++++ Given records ++++

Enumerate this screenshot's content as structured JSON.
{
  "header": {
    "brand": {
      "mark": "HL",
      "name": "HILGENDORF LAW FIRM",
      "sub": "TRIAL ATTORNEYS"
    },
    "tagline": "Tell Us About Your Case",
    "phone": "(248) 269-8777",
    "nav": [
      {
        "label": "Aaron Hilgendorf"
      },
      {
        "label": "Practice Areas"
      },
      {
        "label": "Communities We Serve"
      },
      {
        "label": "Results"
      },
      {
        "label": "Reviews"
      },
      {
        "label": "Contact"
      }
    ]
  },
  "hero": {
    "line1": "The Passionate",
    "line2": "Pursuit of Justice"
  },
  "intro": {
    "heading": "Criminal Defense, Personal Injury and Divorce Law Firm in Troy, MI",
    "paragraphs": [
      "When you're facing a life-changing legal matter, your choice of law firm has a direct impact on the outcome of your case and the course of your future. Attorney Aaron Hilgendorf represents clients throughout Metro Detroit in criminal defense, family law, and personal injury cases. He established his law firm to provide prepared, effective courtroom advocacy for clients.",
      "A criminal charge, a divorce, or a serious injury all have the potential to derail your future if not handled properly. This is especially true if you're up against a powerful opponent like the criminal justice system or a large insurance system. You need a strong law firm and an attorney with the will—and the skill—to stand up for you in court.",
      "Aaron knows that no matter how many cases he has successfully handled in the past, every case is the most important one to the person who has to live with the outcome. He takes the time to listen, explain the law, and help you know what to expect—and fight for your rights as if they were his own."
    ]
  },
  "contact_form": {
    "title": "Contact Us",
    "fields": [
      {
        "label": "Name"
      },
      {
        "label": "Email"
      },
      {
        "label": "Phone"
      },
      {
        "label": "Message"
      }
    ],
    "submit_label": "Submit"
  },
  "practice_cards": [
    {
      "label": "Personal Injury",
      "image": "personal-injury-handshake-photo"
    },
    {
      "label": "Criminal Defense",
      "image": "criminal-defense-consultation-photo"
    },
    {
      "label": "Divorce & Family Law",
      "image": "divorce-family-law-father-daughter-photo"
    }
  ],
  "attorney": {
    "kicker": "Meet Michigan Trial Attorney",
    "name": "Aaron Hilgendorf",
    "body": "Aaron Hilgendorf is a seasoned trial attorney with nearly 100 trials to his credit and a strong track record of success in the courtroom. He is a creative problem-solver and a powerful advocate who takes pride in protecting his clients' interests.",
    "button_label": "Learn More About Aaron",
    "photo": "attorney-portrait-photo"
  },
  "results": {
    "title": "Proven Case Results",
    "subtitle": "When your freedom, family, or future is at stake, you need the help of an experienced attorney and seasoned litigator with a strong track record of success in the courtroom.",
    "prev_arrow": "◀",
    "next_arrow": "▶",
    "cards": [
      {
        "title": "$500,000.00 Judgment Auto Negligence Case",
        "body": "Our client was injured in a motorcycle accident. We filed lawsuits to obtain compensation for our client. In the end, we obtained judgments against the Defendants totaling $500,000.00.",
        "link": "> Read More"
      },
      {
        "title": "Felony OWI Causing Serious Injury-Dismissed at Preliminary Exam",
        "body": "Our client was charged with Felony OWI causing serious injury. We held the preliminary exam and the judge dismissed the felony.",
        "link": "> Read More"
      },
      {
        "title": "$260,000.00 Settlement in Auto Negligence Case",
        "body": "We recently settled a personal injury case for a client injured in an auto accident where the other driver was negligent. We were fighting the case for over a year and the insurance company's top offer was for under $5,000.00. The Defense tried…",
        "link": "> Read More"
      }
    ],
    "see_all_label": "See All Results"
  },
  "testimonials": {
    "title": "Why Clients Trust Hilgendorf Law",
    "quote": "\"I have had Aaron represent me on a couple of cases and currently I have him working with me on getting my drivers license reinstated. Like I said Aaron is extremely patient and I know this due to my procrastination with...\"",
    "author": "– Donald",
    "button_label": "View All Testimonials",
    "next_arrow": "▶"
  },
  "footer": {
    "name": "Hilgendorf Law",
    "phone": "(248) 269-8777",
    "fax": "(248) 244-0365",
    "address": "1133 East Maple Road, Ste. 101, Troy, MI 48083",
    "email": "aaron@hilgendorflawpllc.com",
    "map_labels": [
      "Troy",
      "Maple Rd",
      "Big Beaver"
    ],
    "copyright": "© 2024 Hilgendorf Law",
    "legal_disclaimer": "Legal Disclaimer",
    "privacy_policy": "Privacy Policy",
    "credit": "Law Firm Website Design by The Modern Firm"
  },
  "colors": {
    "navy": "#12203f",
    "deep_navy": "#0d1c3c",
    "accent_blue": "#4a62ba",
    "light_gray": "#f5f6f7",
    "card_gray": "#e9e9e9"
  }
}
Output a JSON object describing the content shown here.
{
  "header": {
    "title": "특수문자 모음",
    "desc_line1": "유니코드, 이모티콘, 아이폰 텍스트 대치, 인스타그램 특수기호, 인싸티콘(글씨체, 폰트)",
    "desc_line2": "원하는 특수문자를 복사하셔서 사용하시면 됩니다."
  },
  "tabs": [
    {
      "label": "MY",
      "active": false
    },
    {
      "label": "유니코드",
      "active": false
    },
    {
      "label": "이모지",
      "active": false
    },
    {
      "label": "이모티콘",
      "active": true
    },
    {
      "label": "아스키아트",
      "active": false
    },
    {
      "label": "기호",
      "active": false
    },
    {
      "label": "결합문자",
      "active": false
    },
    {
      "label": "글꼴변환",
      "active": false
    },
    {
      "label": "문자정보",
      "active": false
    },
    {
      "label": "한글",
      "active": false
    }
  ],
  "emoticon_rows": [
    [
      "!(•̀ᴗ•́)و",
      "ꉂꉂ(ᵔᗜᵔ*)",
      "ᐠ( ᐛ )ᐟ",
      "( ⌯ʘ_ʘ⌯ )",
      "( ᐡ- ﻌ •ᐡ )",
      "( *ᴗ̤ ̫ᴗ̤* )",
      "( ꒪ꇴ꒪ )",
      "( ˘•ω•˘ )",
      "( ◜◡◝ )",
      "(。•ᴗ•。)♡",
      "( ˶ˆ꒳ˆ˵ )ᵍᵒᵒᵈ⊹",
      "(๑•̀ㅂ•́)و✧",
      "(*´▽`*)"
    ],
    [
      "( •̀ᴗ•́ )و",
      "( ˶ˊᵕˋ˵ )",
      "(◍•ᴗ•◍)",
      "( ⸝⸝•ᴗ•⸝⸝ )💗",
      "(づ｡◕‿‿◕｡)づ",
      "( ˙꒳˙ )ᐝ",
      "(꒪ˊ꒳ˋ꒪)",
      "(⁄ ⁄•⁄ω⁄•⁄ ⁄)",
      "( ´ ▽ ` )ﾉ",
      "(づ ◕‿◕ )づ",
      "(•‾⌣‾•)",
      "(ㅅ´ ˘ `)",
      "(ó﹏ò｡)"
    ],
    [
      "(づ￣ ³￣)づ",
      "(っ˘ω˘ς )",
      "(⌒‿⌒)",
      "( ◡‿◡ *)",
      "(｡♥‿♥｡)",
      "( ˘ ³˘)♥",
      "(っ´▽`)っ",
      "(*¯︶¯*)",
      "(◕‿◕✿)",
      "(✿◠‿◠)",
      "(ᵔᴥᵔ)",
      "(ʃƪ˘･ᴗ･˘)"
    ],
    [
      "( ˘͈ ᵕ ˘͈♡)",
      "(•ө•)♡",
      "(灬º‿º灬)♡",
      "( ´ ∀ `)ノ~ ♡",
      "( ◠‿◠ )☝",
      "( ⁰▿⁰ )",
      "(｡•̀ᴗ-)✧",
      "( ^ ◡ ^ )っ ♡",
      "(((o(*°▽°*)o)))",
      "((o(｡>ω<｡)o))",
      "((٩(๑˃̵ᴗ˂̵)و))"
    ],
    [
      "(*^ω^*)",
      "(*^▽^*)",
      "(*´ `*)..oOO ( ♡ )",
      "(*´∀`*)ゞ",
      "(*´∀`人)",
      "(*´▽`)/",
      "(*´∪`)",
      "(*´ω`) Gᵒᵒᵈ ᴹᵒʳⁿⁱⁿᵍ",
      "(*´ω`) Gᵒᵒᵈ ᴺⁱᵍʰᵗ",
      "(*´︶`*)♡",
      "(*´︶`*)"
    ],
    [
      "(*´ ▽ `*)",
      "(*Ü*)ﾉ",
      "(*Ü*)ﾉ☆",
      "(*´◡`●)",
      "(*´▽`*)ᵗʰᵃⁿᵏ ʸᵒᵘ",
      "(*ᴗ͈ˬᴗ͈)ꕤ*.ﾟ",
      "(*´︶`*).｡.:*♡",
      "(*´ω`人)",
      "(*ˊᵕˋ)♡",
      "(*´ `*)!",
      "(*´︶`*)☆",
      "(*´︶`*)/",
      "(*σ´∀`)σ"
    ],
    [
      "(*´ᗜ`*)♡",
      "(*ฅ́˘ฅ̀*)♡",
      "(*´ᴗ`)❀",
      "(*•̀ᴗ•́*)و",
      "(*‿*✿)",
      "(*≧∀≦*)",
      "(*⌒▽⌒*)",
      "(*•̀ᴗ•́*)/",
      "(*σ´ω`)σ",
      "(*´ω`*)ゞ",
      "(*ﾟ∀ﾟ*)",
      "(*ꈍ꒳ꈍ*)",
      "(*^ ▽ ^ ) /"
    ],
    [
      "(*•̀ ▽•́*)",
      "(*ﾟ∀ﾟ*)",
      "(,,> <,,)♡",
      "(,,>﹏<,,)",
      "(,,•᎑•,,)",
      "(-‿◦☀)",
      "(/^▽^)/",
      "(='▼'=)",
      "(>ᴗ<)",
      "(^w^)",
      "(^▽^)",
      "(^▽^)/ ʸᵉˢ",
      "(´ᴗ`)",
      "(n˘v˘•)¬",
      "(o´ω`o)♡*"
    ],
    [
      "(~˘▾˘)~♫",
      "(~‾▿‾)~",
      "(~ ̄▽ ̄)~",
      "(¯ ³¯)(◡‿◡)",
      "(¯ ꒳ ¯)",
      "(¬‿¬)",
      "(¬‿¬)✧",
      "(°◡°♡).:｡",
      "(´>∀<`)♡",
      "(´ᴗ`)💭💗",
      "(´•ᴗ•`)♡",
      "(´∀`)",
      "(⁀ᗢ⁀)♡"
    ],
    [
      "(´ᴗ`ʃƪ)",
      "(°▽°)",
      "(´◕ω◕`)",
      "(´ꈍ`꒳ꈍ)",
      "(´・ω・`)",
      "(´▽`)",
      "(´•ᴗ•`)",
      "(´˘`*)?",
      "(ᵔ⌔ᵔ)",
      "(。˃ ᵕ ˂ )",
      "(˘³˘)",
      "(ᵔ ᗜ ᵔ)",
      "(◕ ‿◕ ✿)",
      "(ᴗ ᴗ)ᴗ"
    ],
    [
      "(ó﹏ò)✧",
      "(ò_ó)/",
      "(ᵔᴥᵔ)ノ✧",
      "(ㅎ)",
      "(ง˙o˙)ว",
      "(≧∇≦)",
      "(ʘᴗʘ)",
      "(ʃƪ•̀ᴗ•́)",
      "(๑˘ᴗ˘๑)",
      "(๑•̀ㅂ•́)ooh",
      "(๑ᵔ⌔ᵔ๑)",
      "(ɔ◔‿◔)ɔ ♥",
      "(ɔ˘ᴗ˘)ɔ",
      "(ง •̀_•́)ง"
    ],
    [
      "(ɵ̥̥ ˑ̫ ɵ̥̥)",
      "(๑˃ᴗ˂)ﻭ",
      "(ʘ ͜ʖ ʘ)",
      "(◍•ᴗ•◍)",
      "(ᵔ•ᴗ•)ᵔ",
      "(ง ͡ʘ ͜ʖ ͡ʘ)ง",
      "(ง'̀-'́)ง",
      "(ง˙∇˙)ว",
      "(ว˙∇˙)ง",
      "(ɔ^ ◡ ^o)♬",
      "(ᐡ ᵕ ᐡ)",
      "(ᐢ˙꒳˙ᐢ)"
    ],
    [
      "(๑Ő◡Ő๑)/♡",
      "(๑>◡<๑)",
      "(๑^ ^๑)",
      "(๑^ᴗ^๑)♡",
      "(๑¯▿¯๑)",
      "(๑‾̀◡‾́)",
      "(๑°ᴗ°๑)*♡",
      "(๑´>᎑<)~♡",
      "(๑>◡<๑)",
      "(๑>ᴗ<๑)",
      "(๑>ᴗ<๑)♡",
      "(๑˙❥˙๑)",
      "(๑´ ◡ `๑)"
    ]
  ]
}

++++

* Problem to work on
Copy each line above that contains the string "Felony".

* Correct output
        "title": "Felony OWI Causing Serious Injury-Dismissed at Preliminary Exam",
        "body": "Our client was charged with Felony OWI causing serious injury. We held the preliminary exam and the judge dismissed the felony.",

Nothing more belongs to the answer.